• DATASET EXCERPTS
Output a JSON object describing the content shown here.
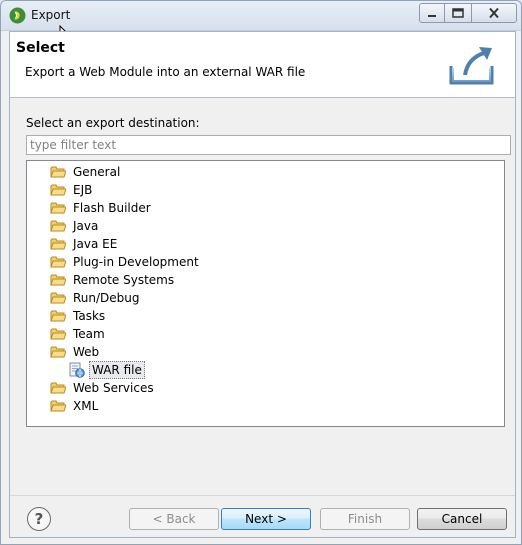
{
  "window": {
    "title": "Export"
  },
  "header": {
    "title": "Select",
    "description": "Export a Web Module into an external WAR file"
  },
  "destination": {
    "label": "Select an export destination:",
    "filter_placeholder": "type filter text",
    "filter_value": ""
  },
  "tree": {
    "items": [
      {
        "label": "General",
        "icon": "folder-icon"
      },
      {
        "label": "EJB",
        "icon": "folder-icon"
      },
      {
        "label": "Flash Builder",
        "icon": "folder-icon"
      },
      {
        "label": "Java",
        "icon": "folder-icon"
      },
      {
        "label": "Java EE",
        "icon": "folder-icon"
      },
      {
        "label": "Plug-in Development",
        "icon": "folder-icon"
      },
      {
        "label": "Remote Systems",
        "icon": "folder-icon"
      },
      {
        "label": "Run/Debug",
        "icon": "folder-icon"
      },
      {
        "label": "Tasks",
        "icon": "folder-icon"
      },
      {
        "label": "Team",
        "icon": "folder-icon"
      },
      {
        "label": "Web",
        "icon": "folder-open-icon"
      },
      {
        "label": "WAR file",
        "icon": "war-file-icon",
        "selected": true
      },
      {
        "label": "Web Services",
        "icon": "folder-icon"
      },
      {
        "label": "XML",
        "icon": "folder-icon"
      }
    ]
  },
  "buttons": {
    "back": "< Back",
    "next": "Next >",
    "finish": "Finish",
    "cancel": "Cancel",
    "help": "?"
  },
  "colors": {
    "folder": "#e8b84a",
    "selection": "#e8eaed",
    "default_button_border": "#3c7fb1"
  }
}
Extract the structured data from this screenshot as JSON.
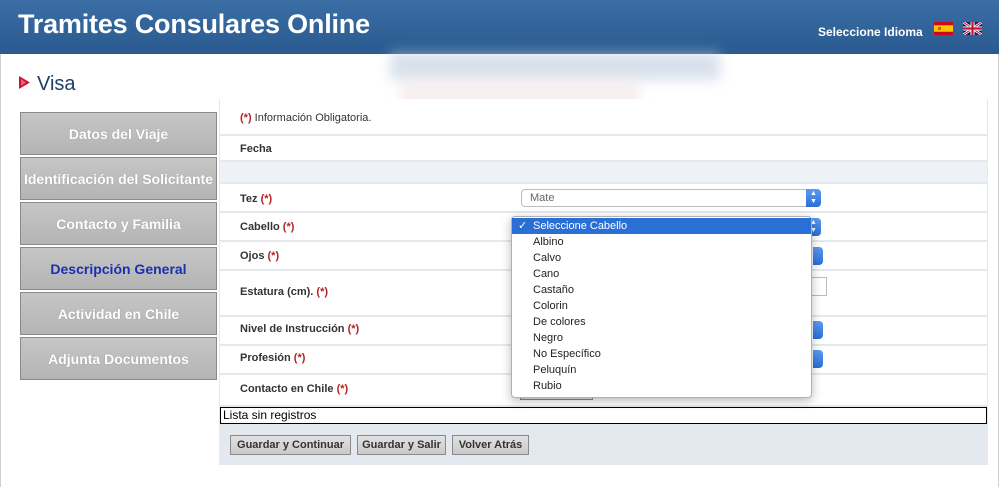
{
  "header": {
    "title": "Tramites Consulares Online",
    "language_label": "Seleccione Idioma",
    "flags": [
      "spanish-flag-icon",
      "uk-flag-icon"
    ]
  },
  "page": {
    "heading": "Visa",
    "heading_icon": "play-arrow-icon"
  },
  "sidebar": {
    "items": [
      {
        "label": "Datos del Viaje",
        "active": false
      },
      {
        "label": "Identificación del Solicitante",
        "active": false
      },
      {
        "label": "Contacto y Familia",
        "active": false
      },
      {
        "label": "Descripción General",
        "active": true
      },
      {
        "label": "Actividad en Chile",
        "active": false
      },
      {
        "label": "Adjunta Documentos",
        "active": false
      }
    ]
  },
  "form": {
    "required_mark": "(*)",
    "note_text": "Información Obligatoria.",
    "fecha_label": "Fecha",
    "fields": {
      "tez": {
        "label": "Tez",
        "value": "Mate"
      },
      "cabello": {
        "label": "Cabello",
        "value": "Seleccione Cabello"
      },
      "ojos": {
        "label": "Ojos"
      },
      "estatura": {
        "label": "Estatura (cm)."
      },
      "nivel": {
        "label": "Nivel de Instrucción"
      },
      "profesion": {
        "label": "Profesión"
      },
      "contacto": {
        "label": "Contacto en Chile"
      }
    },
    "empty_list": "Lista sin registros",
    "buttons": {
      "save_continue": "Guardar y Continuar",
      "save_exit": "Guardar y Salir",
      "back": "Volver Atrás"
    }
  },
  "dropdown": {
    "options": [
      "Seleccione Cabello",
      "Albino",
      "Calvo",
      "Cano",
      "Castaño",
      "Colorin",
      "De colores",
      "Negro",
      "No Específico",
      "Peluquín",
      "Rubio"
    ],
    "selected": "Seleccione Cabello",
    "check_icon": "checkmark-icon"
  },
  "colors": {
    "header": "#2f639a",
    "active_nav_text": "#1b2fb0",
    "required": "#b22222",
    "select_accent": "#2a6fd6"
  }
}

• YOUR GOAL
Print the entries above exactly, taking out only the pictures.

• PROBLEM SOLUTION
Output a JSON object describing the content shown here.
{
  "window": {
    "title": "Export"
  },
  "header": {
    "title": "Select",
    "description": "Export a Web Module into an external WAR file"
  },
  "destination": {
    "label": "Select an export destination:",
    "filter_placeholder": "type filter text",
    "filter_value": ""
  },
  "tree": {
    "items": [
      {
        "label": "General",
        "icon": "folder-icon"
      },
      {
        "label": "EJB",
        "icon": "folder-icon"
      },
      {
        "label": "Flash Builder",
        "icon": "folder-icon"
      },
      {
        "label": "Java",
        "icon": "folder-icon"
      },
      {
        "label": "Java EE",
        "icon": "folder-icon"
      },
      {
        "label": "Plug-in Development",
        "icon": "folder-icon"
      },
      {
        "label": "Remote Systems",
        "icon": "folder-icon"
      },
      {
        "label": "Run/Debug",
        "icon": "folder-icon"
      },
      {
        "label": "Tasks",
        "icon": "folder-icon"
      },
      {
        "label": "Team",
        "icon": "folder-icon"
      },
      {
        "label": "Web",
        "icon": "folder-open-icon"
      },
      {
        "label": "WAR file",
        "icon": "war-file-icon",
        "selected": true
      },
      {
        "label": "Web Services",
        "icon": "folder-icon"
      },
      {
        "label": "XML",
        "icon": "folder-icon"
      }
    ]
  },
  "buttons": {
    "back": "< Back",
    "next": "Next >",
    "finish": "Finish",
    "cancel": "Cancel",
    "help": "?"
  },
  "colors": {
    "folder": "#e8b84a",
    "selection": "#e8eaed",
    "default_button_border": "#3c7fb1"
  }
}
Extract the structured data from this screenshot as JSON.
{
  "header": {
    "title": "Tramites Consulares Online",
    "language_label": "Seleccione Idioma",
    "flags": [
      "spanish-flag-icon",
      "uk-flag-icon"
    ]
  },
  "page": {
    "heading": "Visa",
    "heading_icon": "play-arrow-icon"
  },
  "sidebar": {
    "items": [
      {
        "label": "Datos del Viaje",
        "active": false
      },
      {
        "label": "Identificación del Solicitante",
        "active": false
      },
      {
        "label": "Contacto y Familia",
        "active": false
      },
      {
        "label": "Descripción General",
        "active": true
      },
      {
        "label": "Actividad en Chile",
        "active": false
      },
      {
        "label": "Adjunta Documentos",
        "active": false
      }
    ]
  },
  "form": {
    "required_mark": "(*)",
    "note_text": "Información Obligatoria.",
    "fecha_label": "Fecha",
    "fields": {
      "tez": {
        "label": "Tez",
        "value": "Mate"
      },
      "cabello": {
        "label": "Cabello",
        "value": "Seleccione Cabello"
      },
      "ojos": {
        "label": "Ojos"
      },
      "estatura": {
        "label": "Estatura (cm)."
      },
      "nivel": {
        "label": "Nivel de Instrucción"
      },
      "profesion": {
        "label": "Profesión"
      },
      "contacto": {
        "label": "Contacto en Chile"
      }
    },
    "empty_list": "Lista sin registros",
    "buttons": {
      "save_continue": "Guardar y Continuar",
      "save_exit": "Guardar y Salir",
      "back": "Volver Atrás"
    }
  },
  "dropdown": {
    "options": [
      "Seleccione Cabello",
      "Albino",
      "Calvo",
      "Cano",
      "Castaño",
      "Colorin",
      "De colores",
      "Negro",
      "No Específico",
      "Peluquín",
      "Rubio"
    ],
    "selected": "Seleccione Cabello",
    "check_icon": "checkmark-icon"
  },
  "colors": {
    "header": "#2f639a",
    "active_nav_text": "#1b2fb0",
    "required": "#b22222",
    "select_accent": "#2a6fd6"
  }
}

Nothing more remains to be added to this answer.